* [Instructions to follow]:
Retype the full set of records. Keep every character identical.

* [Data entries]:
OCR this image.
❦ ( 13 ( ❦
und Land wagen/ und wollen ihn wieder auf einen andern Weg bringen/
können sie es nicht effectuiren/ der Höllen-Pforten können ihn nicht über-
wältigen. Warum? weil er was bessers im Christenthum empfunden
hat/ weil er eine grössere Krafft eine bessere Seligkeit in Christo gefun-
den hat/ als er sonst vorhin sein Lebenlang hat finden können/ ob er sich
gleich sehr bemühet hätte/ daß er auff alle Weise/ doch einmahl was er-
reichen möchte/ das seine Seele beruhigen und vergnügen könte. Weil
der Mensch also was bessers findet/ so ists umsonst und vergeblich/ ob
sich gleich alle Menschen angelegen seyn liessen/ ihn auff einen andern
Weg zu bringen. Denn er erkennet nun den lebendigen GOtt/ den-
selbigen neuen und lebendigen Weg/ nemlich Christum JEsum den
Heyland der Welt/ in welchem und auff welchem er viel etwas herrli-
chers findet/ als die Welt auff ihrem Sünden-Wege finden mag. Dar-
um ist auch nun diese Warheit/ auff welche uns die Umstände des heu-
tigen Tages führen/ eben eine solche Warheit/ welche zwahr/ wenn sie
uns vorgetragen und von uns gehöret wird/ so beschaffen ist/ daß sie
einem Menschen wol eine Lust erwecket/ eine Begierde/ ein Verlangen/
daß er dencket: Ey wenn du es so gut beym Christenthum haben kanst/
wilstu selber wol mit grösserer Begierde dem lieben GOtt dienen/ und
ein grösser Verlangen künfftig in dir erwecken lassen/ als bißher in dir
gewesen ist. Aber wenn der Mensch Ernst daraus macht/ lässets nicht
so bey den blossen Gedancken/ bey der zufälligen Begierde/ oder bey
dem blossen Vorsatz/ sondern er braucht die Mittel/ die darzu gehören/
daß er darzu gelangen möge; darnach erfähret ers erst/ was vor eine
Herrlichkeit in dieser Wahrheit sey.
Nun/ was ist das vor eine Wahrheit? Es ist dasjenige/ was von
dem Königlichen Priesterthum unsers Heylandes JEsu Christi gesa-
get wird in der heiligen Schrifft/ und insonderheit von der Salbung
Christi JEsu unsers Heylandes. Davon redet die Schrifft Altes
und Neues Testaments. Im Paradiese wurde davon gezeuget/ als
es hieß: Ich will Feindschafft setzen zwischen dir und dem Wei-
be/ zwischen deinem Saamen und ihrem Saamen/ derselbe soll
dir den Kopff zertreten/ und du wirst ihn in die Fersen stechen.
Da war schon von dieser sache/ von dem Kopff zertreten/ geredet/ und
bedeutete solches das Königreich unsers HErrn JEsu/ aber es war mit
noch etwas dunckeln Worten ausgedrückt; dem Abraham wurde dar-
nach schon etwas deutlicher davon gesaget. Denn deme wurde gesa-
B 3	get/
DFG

* [Reply to the exercise]:
OCR this image.
❦ ( 13 ( ❦
und Land wagen/ und wollen ihn wieder auf einen andern Weg bringen/
können sie es nicht effectuiren/ der Höllen-Pforten können ihn nicht über-
wältigen. Warum? weil er was bessers im Christenthum empfunden
hat/ weil er eine grössere Krafft eine bessere Seligkeit in Christo gefun-
den hat/ als er sonst vorhin sein Lebenlang hat finden können/ ob er sich
gleich sehr bemühet hätte/ daß er auff alle Weise/ doch einmahl was er-
reichen möchte/ das seine Seele beruhigen und vergnügen könte. Weil
der Mensch also was bessers findet/ so ists umsonst und vergeblich/ ob
sich gleich alle Menschen angelegen seyn liessen/ ihn auff einen andern
Weg zu bringen. Denn er erkennet nun den lebendigen GOtt/ den-
selbigen neuen und lebendigen Weg/ nemlich Christum JEsum den
Heyland der Welt/ in welchem und auff welchem er viel etwas herrli-
chers findet/ als die Welt auff ihrem Sünden-Wege finden mag. Dar-
um ist auch nun diese Warheit/ auff welche uns die Umstände des heu-
tigen Tages führen/ eben eine solche Warheit/ welche zwahr/ wenn sie
uns vorgetragen und von uns gehöret wird/ so beschaffen ist/ daß sie
einem Menschen wol eine Lust erwecket/ eine Begierde/ ein Verlangen/
daß er dencket: Ey wenn du es so gut beym Christenthum haben kanst/
wilstu selber wol mit grösserer Begierde dem lieben GOtt dienen/ und
ein grösser Verlangen künfftig in dir erwecken lassen/ als bißher in dir
gewesen ist. Aber wenn der Mensch Ernst daraus macht/ lässets nicht
so bey den blossen Gedancken/ bey der zufälligen Begierde/ oder bey
dem blossen Vorsatz/ sondern er braucht die Mittel/ die darzu gehören/
daß er darzu gelangen möge; darnach erfähret ers erst/ was vor eine
Herrlichkeit in dieser Wahrheit sey.
Nun/ was ist das vor eine Wahrheit? Es ist dasjenige/ was von
dem Königlichen Priesterthum unsers Heylandes JEsu Christi gesa-
get wird in der heiligen Schrifft/ und insonderheit von der Salbung
Christi JEsu unsers Heylandes. Davon redet die Schrifft Altes
und Neues Testaments. Im Paradiese wurde davon gezeuget/ als
es hieß: Ich will Feindschafft setzen zwischen dir und dem Wei-
be/ zwischen deinem Saamen und ihrem Saamen/ derselbe soll
dir den Kopff zertreten/ und du wirst ihn in die Fersen stechen.
Da war schon von dieser sache/ von dem Kopff zertreten/ geredet/ und
bedeutete solches das Königreich unsers HErrn JEsu/ aber es war mit
noch etwas dunckeln Worten ausgedrückt; dem Abraham wurde dar-
nach schon etwas deutlicher davon gesaget. Denn deme wurde gesa-
B 3	get/
DFG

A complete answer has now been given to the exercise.